**WHAT TO PRODUCE**
Reproduce the records below in full and exactly, without their images.

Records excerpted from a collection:

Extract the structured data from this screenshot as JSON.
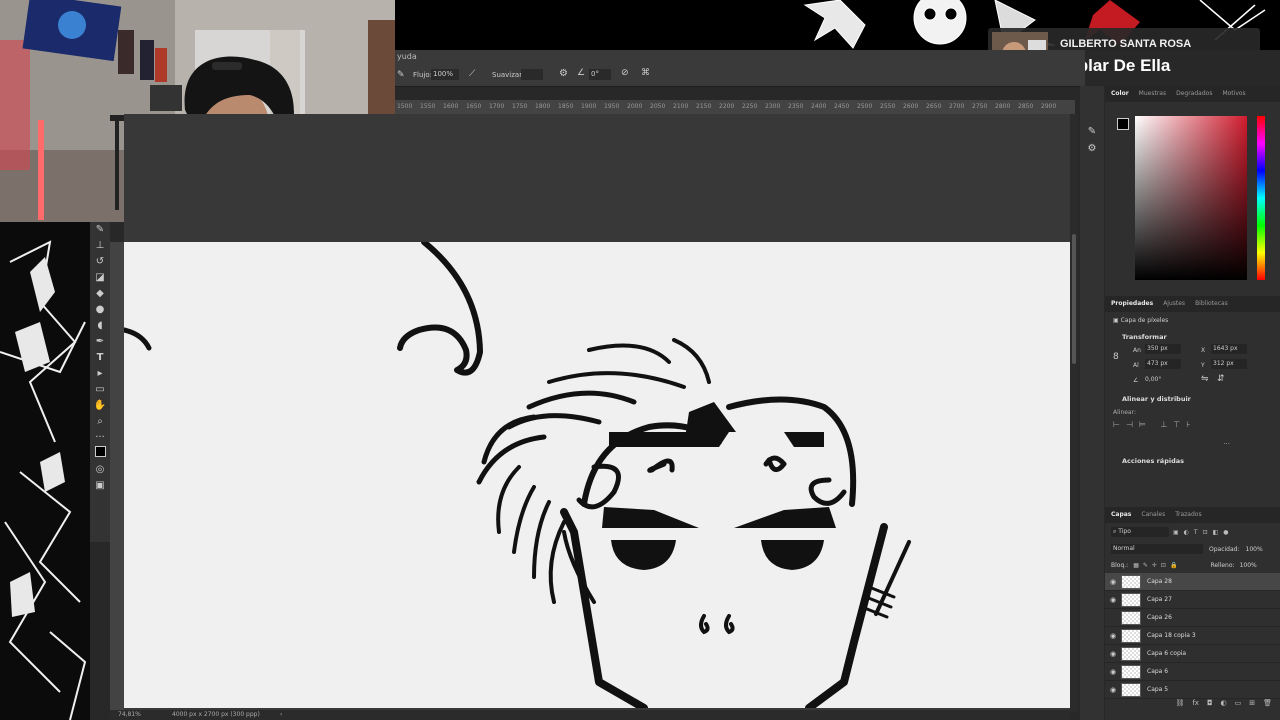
{
  "music": {
    "artist": "GILBERTO SANTA ROSA",
    "song": "Hablar De Ella"
  },
  "menu": {
    "help": "yuda"
  },
  "options": {
    "flujo_label": "Flujo:",
    "flujo_value": "100%",
    "suavizar_label": "Suavizar:",
    "angle_value": "0°"
  },
  "ruler": {
    "ticks": [
      "1500",
      "1550",
      "1600",
      "1650",
      "1700",
      "1750",
      "1800",
      "1850",
      "1900",
      "1950",
      "2000",
      "2050",
      "2100",
      "2150",
      "2200",
      "2250",
      "2300",
      "2350",
      "2400",
      "2450",
      "2500",
      "2550",
      "2600",
      "2650",
      "2700",
      "2750",
      "2800",
      "2850",
      "2900"
    ]
  },
  "status": {
    "zoom": "74,81%",
    "doc_size": "4000 px x 2700 px (300 ppp)"
  },
  "color_panel": {
    "tabs": [
      "Color",
      "Muestras",
      "Degradados",
      "Motivos"
    ],
    "active_tab": "Color",
    "hue_color": "#d01c2e"
  },
  "properties": {
    "tabs": [
      "Propiedades",
      "Ajustes",
      "Bibliotecas"
    ],
    "layer_type": "Capa de píxeles",
    "transform_title": "Transformar",
    "width_label": "An",
    "width_value": "350 px",
    "x_label": "X",
    "x_value": "1643 px",
    "height_label": "Al",
    "height_value": "473 px",
    "y_label": "Y",
    "y_value": "312 px",
    "angle_value": "0,00°",
    "align_title": "Alinear y distribuir",
    "align_label": "Alinear:",
    "quick_actions": "Acciones rápidas"
  },
  "layers_panel": {
    "tabs": [
      "Capas",
      "Canales",
      "Trazados"
    ],
    "filter_value": "Tipo",
    "blend_mode": "Normal",
    "opacity_label": "Opacidad:",
    "opacity_value": "100%",
    "lock_label": "Bloq.:",
    "fill_label": "Relleno:",
    "fill_value": "100%",
    "layers": [
      {
        "name": "Capa 28",
        "visible": true,
        "selected": true
      },
      {
        "name": "Capa 27",
        "visible": true,
        "selected": false
      },
      {
        "name": "Capa 26",
        "visible": false,
        "selected": false
      },
      {
        "name": "Capa 18 copia 3",
        "visible": true,
        "selected": false
      },
      {
        "name": "Capa 6 copia",
        "visible": true,
        "selected": false
      },
      {
        "name": "Capa 6",
        "visible": true,
        "selected": false
      },
      {
        "name": "Capa 5",
        "visible": true,
        "selected": false
      }
    ]
  }
}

**ANSWER**
Extract the structured data from this screenshot as JSON.
{
  "music": {
    "artist": "GILBERTO SANTA ROSA",
    "song": "Hablar De Ella"
  },
  "menu": {
    "help": "yuda"
  },
  "options": {
    "flujo_label": "Flujo:",
    "flujo_value": "100%",
    "suavizar_label": "Suavizar:",
    "angle_value": "0°"
  },
  "ruler": {
    "ticks": [
      "1500",
      "1550",
      "1600",
      "1650",
      "1700",
      "1750",
      "1800",
      "1850",
      "1900",
      "1950",
      "2000",
      "2050",
      "2100",
      "2150",
      "2200",
      "2250",
      "2300",
      "2350",
      "2400",
      "2450",
      "2500",
      "2550",
      "2600",
      "2650",
      "2700",
      "2750",
      "2800",
      "2850",
      "2900"
    ]
  },
  "status": {
    "zoom": "74,81%",
    "doc_size": "4000 px x 2700 px (300 ppp)"
  },
  "color_panel": {
    "tabs": [
      "Color",
      "Muestras",
      "Degradados",
      "Motivos"
    ],
    "active_tab": "Color",
    "hue_color": "#d01c2e"
  },
  "properties": {
    "tabs": [
      "Propiedades",
      "Ajustes",
      "Bibliotecas"
    ],
    "layer_type": "Capa de píxeles",
    "transform_title": "Transformar",
    "width_label": "An",
    "width_value": "350 px",
    "x_label": "X",
    "x_value": "1643 px",
    "height_label": "Al",
    "height_value": "473 px",
    "y_label": "Y",
    "y_value": "312 px",
    "angle_value": "0,00°",
    "align_title": "Alinear y distribuir",
    "align_label": "Alinear:",
    "quick_actions": "Acciones rápidas"
  },
  "layers_panel": {
    "tabs": [
      "Capas",
      "Canales",
      "Trazados"
    ],
    "filter_value": "Tipo",
    "blend_mode": "Normal",
    "opacity_label": "Opacidad:",
    "opacity_value": "100%",
    "lock_label": "Bloq.:",
    "fill_label": "Relleno:",
    "fill_value": "100%",
    "layers": [
      {
        "name": "Capa 28",
        "visible": true,
        "selected": true
      },
      {
        "name": "Capa 27",
        "visible": true,
        "selected": false
      },
      {
        "name": "Capa 26",
        "visible": false,
        "selected": false
      },
      {
        "name": "Capa 18 copia 3",
        "visible": true,
        "selected": false
      },
      {
        "name": "Capa 6 copia",
        "visible": true,
        "selected": false
      },
      {
        "name": "Capa 6",
        "visible": true,
        "selected": false
      },
      {
        "name": "Capa 5",
        "visible": true,
        "selected": false
      }
    ]
  }
}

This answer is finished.